→ **What is being asked**
Transcribe the records below in full; pictures stay out of the copy.

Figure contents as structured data

========

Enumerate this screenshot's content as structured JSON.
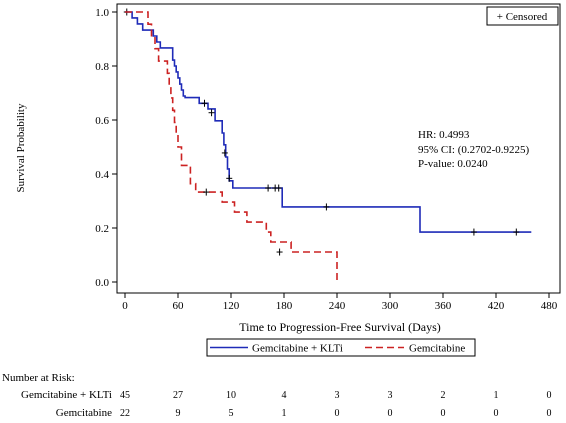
{
  "chart_data": {
    "type": "line",
    "subtype": "kaplan-meier",
    "xlabel": "Time to Progression-Free Survival (Days)",
    "ylabel": "Survival Probability",
    "xlim": [
      0,
      480
    ],
    "ylim": [
      0,
      1.0
    ],
    "xticks": [
      0,
      60,
      120,
      180,
      240,
      300,
      360,
      420,
      480
    ],
    "yticks": [
      "0.0",
      "0.2",
      "0.4",
      "0.6",
      "0.8",
      "1.0"
    ],
    "legend_position": "bottom",
    "censor_legend": "+ Censored",
    "annotations": [
      "HR: 0.4993",
      "95% CI: (0.2702-0.9225)",
      "P-value: 0.0240"
    ],
    "series": [
      {
        "name": "Gemcitabine + KLTi",
        "color": "#1f2bb8",
        "dash": "solid",
        "steps": [
          [
            0,
            1.0
          ],
          [
            8,
            0.978
          ],
          [
            14,
            0.956
          ],
          [
            20,
            0.933
          ],
          [
            32,
            0.911
          ],
          [
            36,
            0.889
          ],
          [
            40,
            0.867
          ],
          [
            54,
            0.822
          ],
          [
            56,
            0.8
          ],
          [
            58,
            0.778
          ],
          [
            60,
            0.756
          ],
          [
            62,
            0.733
          ],
          [
            64,
            0.711
          ],
          [
            66,
            0.689
          ],
          [
            68,
            0.683
          ],
          [
            84,
            0.662
          ],
          [
            94,
            0.641
          ],
          [
            102,
            0.597
          ],
          [
            110,
            0.552
          ],
          [
            112,
            0.508
          ],
          [
            114,
            0.463
          ],
          [
            116,
            0.419
          ],
          [
            118,
            0.375
          ],
          [
            122,
            0.348
          ],
          [
            178,
            0.278
          ],
          [
            334,
            0.185
          ],
          [
            460,
            0.185
          ]
        ],
        "censored": [
          [
            2,
            1.0
          ],
          [
            90,
            0.662
          ],
          [
            98,
            0.627
          ],
          [
            113,
            0.478
          ],
          [
            118,
            0.384
          ],
          [
            162,
            0.348
          ],
          [
            170,
            0.348
          ],
          [
            174,
            0.348
          ],
          [
            228,
            0.278
          ],
          [
            395,
            0.185
          ],
          [
            443,
            0.185
          ]
        ]
      },
      {
        "name": "Gemcitabine",
        "color": "#cc2222",
        "dash": "dashed",
        "steps": [
          [
            0,
            1.0
          ],
          [
            26,
            0.955
          ],
          [
            30,
            0.909
          ],
          [
            34,
            0.864
          ],
          [
            38,
            0.818
          ],
          [
            48,
            0.773
          ],
          [
            50,
            0.727
          ],
          [
            52,
            0.682
          ],
          [
            54,
            0.636
          ],
          [
            56,
            0.591
          ],
          [
            58,
            0.545
          ],
          [
            60,
            0.5
          ],
          [
            64,
            0.432
          ],
          [
            74,
            0.364
          ],
          [
            80,
            0.333
          ],
          [
            110,
            0.296
          ],
          [
            124,
            0.259
          ],
          [
            138,
            0.222
          ],
          [
            160,
            0.185
          ],
          [
            165,
            0.148
          ],
          [
            188,
            0.111
          ],
          [
            240,
            0.111
          ],
          [
            240,
            0.0
          ]
        ],
        "censored": [
          [
            92,
            0.333
          ],
          [
            175,
            0.111
          ]
        ]
      }
    ]
  },
  "risk_table": {
    "title": "Number at Risk:",
    "rows": [
      {
        "label": "Gemcitabine + KLTi",
        "values": [
          "45",
          "27",
          "10",
          "4",
          "3",
          "3",
          "2",
          "1",
          "0"
        ]
      },
      {
        "label": "Gemcitabine",
        "values": [
          "22",
          "9",
          "5",
          "1",
          "0",
          "0",
          "0",
          "0",
          "0"
        ]
      }
    ]
  }
}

========

→ **Result of this exercise**
Enumerate this screenshot's content as structured JSON.
{
  "chart_data": {
    "type": "line",
    "subtype": "kaplan-meier",
    "xlabel": "Time to Progression-Free Survival (Days)",
    "ylabel": "Survival Probability",
    "xlim": [
      0,
      480
    ],
    "ylim": [
      0,
      1.0
    ],
    "xticks": [
      0,
      60,
      120,
      180,
      240,
      300,
      360,
      420,
      480
    ],
    "yticks": [
      "0.0",
      "0.2",
      "0.4",
      "0.6",
      "0.8",
      "1.0"
    ],
    "legend_position": "bottom",
    "censor_legend": "+ Censored",
    "annotations": [
      "HR: 0.4993",
      "95% CI: (0.2702-0.9225)",
      "P-value: 0.0240"
    ],
    "series": [
      {
        "name": "Gemcitabine + KLTi",
        "color": "#1f2bb8",
        "dash": "solid",
        "steps": [
          [
            0,
            1.0
          ],
          [
            8,
            0.978
          ],
          [
            14,
            0.956
          ],
          [
            20,
            0.933
          ],
          [
            32,
            0.911
          ],
          [
            36,
            0.889
          ],
          [
            40,
            0.867
          ],
          [
            54,
            0.822
          ],
          [
            56,
            0.8
          ],
          [
            58,
            0.778
          ],
          [
            60,
            0.756
          ],
          [
            62,
            0.733
          ],
          [
            64,
            0.711
          ],
          [
            66,
            0.689
          ],
          [
            68,
            0.683
          ],
          [
            84,
            0.662
          ],
          [
            94,
            0.641
          ],
          [
            102,
            0.597
          ],
          [
            110,
            0.552
          ],
          [
            112,
            0.508
          ],
          [
            114,
            0.463
          ],
          [
            116,
            0.419
          ],
          [
            118,
            0.375
          ],
          [
            122,
            0.348
          ],
          [
            178,
            0.278
          ],
          [
            334,
            0.185
          ],
          [
            460,
            0.185
          ]
        ],
        "censored": [
          [
            2,
            1.0
          ],
          [
            90,
            0.662
          ],
          [
            98,
            0.627
          ],
          [
            113,
            0.478
          ],
          [
            118,
            0.384
          ],
          [
            162,
            0.348
          ],
          [
            170,
            0.348
          ],
          [
            174,
            0.348
          ],
          [
            228,
            0.278
          ],
          [
            395,
            0.185
          ],
          [
            443,
            0.185
          ]
        ]
      },
      {
        "name": "Gemcitabine",
        "color": "#cc2222",
        "dash": "dashed",
        "steps": [
          [
            0,
            1.0
          ],
          [
            26,
            0.955
          ],
          [
            30,
            0.909
          ],
          [
            34,
            0.864
          ],
          [
            38,
            0.818
          ],
          [
            48,
            0.773
          ],
          [
            50,
            0.727
          ],
          [
            52,
            0.682
          ],
          [
            54,
            0.636
          ],
          [
            56,
            0.591
          ],
          [
            58,
            0.545
          ],
          [
            60,
            0.5
          ],
          [
            64,
            0.432
          ],
          [
            74,
            0.364
          ],
          [
            80,
            0.333
          ],
          [
            110,
            0.296
          ],
          [
            124,
            0.259
          ],
          [
            138,
            0.222
          ],
          [
            160,
            0.185
          ],
          [
            165,
            0.148
          ],
          [
            188,
            0.111
          ],
          [
            240,
            0.111
          ],
          [
            240,
            0.0
          ]
        ],
        "censored": [
          [
            92,
            0.333
          ],
          [
            175,
            0.111
          ]
        ]
      }
    ]
  },
  "risk_table": {
    "title": "Number at Risk:",
    "rows": [
      {
        "label": "Gemcitabine + KLTi",
        "values": [
          "45",
          "27",
          "10",
          "4",
          "3",
          "3",
          "2",
          "1",
          "0"
        ]
      },
      {
        "label": "Gemcitabine",
        "values": [
          "22",
          "9",
          "5",
          "1",
          "0",
          "0",
          "0",
          "0",
          "0"
        ]
      }
    ]
  }
}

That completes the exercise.